-- START OF WORKING DATA --

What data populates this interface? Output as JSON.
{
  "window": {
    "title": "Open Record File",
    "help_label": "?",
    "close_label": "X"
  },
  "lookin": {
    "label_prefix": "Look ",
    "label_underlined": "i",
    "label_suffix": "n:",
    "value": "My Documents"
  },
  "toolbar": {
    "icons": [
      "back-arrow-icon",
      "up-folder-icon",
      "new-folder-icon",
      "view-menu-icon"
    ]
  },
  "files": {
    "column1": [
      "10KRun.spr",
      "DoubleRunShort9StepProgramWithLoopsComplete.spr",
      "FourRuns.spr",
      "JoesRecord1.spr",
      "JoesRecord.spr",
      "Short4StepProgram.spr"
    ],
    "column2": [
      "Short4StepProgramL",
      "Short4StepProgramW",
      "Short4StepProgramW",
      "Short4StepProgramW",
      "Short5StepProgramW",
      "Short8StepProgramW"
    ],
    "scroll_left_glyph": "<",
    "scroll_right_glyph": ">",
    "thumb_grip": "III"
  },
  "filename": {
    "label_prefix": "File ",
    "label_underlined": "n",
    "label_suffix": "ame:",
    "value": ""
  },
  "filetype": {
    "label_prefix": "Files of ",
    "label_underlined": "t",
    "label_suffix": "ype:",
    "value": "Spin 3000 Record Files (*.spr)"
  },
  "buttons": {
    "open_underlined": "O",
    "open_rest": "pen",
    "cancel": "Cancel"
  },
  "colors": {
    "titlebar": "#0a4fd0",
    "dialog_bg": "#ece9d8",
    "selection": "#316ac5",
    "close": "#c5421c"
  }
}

-- END OF WORKING DATA --

SET PROBLEM
All entries shown above should be printed again exactly.

RESPONSE
What data populates this interface? Output as JSON.
{
  "window": {
    "title": "Open Record File",
    "help_label": "?",
    "close_label": "X"
  },
  "lookin": {
    "label_prefix": "Look ",
    "label_underlined": "i",
    "label_suffix": "n:",
    "value": "My Documents"
  },
  "toolbar": {
    "icons": [
      "back-arrow-icon",
      "up-folder-icon",
      "new-folder-icon",
      "view-menu-icon"
    ]
  },
  "files": {
    "column1": [
      "10KRun.spr",
      "DoubleRunShort9StepProgramWithLoopsComplete.spr",
      "FourRuns.spr",
      "JoesRecord1.spr",
      "JoesRecord.spr",
      "Short4StepProgram.spr"
    ],
    "column2": [
      "Short4StepProgramL",
      "Short4StepProgramW",
      "Short4StepProgramW",
      "Short4StepProgramW",
      "Short5StepProgramW",
      "Short8StepProgramW"
    ],
    "scroll_left_glyph": "<",
    "scroll_right_glyph": ">",
    "thumb_grip": "III"
  },
  "filename": {
    "label_prefix": "File ",
    "label_underlined": "n",
    "label_suffix": "ame:",
    "value": ""
  },
  "filetype": {
    "label_prefix": "Files of ",
    "label_underlined": "t",
    "label_suffix": "ype:",
    "value": "Spin 3000 Record Files (*.spr)"
  },
  "buttons": {
    "open_underlined": "O",
    "open_rest": "pen",
    "cancel": "Cancel"
  },
  "colors": {
    "titlebar": "#0a4fd0",
    "dialog_bg": "#ece9d8",
    "selection": "#316ac5",
    "close": "#c5421c"
  }
}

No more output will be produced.